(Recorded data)
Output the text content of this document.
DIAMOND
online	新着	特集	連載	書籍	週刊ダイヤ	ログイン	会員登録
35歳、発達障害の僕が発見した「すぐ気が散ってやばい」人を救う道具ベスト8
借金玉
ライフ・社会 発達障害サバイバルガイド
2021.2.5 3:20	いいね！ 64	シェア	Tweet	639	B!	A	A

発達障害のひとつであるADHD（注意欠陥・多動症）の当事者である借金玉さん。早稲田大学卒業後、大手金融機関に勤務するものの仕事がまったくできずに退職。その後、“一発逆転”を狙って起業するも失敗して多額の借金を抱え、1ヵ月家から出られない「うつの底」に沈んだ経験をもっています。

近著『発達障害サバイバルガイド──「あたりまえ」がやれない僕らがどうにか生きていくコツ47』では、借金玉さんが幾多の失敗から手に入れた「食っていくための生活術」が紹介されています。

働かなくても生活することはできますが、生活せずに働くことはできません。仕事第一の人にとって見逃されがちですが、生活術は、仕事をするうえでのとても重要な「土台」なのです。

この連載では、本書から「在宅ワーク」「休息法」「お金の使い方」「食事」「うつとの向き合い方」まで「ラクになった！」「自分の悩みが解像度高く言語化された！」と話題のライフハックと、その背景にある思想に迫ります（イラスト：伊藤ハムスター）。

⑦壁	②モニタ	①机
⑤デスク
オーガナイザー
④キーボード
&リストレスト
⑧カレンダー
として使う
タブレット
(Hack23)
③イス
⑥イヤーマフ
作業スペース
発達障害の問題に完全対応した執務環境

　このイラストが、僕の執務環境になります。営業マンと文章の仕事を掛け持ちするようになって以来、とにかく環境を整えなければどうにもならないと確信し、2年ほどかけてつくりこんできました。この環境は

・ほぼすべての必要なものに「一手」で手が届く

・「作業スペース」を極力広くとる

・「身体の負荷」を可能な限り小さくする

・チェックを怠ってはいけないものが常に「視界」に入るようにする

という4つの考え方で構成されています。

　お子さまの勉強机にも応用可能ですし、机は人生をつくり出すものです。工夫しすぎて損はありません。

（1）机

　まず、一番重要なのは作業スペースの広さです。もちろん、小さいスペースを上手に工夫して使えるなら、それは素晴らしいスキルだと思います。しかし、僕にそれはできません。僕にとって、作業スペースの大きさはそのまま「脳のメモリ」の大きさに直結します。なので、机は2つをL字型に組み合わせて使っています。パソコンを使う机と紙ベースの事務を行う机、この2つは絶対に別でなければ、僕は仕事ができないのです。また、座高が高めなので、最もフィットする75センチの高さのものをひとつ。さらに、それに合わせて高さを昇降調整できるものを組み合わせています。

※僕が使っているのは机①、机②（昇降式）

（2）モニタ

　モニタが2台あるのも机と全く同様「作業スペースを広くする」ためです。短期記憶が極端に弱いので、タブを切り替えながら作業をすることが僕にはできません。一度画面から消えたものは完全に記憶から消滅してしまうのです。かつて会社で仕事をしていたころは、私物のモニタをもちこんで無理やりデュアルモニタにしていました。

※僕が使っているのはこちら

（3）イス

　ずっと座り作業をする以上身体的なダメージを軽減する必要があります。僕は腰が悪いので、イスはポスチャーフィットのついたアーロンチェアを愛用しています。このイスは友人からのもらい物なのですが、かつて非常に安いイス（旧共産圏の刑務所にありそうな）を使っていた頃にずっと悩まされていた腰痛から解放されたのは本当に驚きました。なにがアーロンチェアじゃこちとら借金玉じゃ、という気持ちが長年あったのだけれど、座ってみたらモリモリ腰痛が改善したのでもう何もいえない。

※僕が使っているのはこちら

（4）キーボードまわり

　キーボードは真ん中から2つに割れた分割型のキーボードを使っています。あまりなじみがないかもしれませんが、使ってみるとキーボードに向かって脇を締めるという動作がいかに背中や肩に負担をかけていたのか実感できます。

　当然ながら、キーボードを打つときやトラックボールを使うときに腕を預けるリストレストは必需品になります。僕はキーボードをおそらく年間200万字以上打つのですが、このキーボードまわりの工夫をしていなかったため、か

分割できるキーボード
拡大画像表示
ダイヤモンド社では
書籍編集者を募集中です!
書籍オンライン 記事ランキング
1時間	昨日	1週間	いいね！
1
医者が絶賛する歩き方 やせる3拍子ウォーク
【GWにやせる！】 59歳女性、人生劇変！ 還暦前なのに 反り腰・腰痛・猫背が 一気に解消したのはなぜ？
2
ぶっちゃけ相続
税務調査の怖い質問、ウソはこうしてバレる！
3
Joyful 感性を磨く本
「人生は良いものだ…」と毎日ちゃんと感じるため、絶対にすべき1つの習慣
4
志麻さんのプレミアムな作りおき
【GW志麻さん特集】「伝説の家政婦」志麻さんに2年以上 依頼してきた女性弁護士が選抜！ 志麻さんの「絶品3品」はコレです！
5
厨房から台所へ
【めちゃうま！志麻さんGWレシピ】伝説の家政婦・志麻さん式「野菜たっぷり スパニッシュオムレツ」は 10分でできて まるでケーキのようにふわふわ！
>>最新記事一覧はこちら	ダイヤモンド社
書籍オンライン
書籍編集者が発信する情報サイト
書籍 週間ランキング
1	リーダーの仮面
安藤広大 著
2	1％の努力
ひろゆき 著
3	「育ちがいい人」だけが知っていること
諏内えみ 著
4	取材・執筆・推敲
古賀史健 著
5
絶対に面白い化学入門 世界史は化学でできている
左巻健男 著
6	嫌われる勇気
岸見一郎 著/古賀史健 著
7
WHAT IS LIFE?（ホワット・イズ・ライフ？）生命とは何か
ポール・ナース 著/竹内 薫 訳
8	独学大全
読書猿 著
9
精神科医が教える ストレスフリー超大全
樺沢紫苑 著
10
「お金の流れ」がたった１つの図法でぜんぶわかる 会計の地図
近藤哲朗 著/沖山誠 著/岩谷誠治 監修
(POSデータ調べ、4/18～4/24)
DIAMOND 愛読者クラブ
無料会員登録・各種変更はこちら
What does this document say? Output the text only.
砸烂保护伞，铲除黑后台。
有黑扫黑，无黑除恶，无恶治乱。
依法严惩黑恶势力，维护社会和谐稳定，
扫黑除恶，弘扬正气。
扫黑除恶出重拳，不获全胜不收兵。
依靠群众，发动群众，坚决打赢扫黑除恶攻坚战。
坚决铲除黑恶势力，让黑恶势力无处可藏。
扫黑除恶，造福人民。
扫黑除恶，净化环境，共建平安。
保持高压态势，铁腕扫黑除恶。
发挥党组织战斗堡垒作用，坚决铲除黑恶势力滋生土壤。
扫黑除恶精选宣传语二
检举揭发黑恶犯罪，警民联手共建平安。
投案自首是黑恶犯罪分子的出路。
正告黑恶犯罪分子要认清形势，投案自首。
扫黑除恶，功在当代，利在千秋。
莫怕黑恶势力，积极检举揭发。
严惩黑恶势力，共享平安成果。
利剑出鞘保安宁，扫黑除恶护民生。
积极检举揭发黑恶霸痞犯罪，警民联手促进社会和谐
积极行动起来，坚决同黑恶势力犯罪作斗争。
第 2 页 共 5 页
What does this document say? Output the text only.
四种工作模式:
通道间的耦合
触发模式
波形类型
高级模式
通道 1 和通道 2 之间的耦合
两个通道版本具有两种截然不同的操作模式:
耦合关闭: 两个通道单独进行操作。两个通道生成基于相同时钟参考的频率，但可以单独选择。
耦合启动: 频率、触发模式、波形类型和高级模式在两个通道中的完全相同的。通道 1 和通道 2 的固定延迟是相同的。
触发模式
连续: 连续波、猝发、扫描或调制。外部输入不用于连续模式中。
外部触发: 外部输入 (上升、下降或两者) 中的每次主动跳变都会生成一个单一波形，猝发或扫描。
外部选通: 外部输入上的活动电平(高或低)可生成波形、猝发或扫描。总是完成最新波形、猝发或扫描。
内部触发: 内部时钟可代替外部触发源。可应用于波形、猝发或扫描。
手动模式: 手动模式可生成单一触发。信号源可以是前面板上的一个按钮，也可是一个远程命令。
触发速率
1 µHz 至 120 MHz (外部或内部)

EXERCISE DESCRIPTION: Pull every line containing "猝发或扫描" from the data.

FINAL RESULT:
外部触发: 外部输入 (上升、下降或两者) 中的每次主动跳变都会生成一个单一波形，猝发或扫描。
外部选通: 外部输入上的活动电平(高或低)可生成波形、猝发或扫描。总是完成最新波形、猝发或扫描。
内部触发: 内部时钟可代替外部触发源。可应用于波形、猝发或扫描。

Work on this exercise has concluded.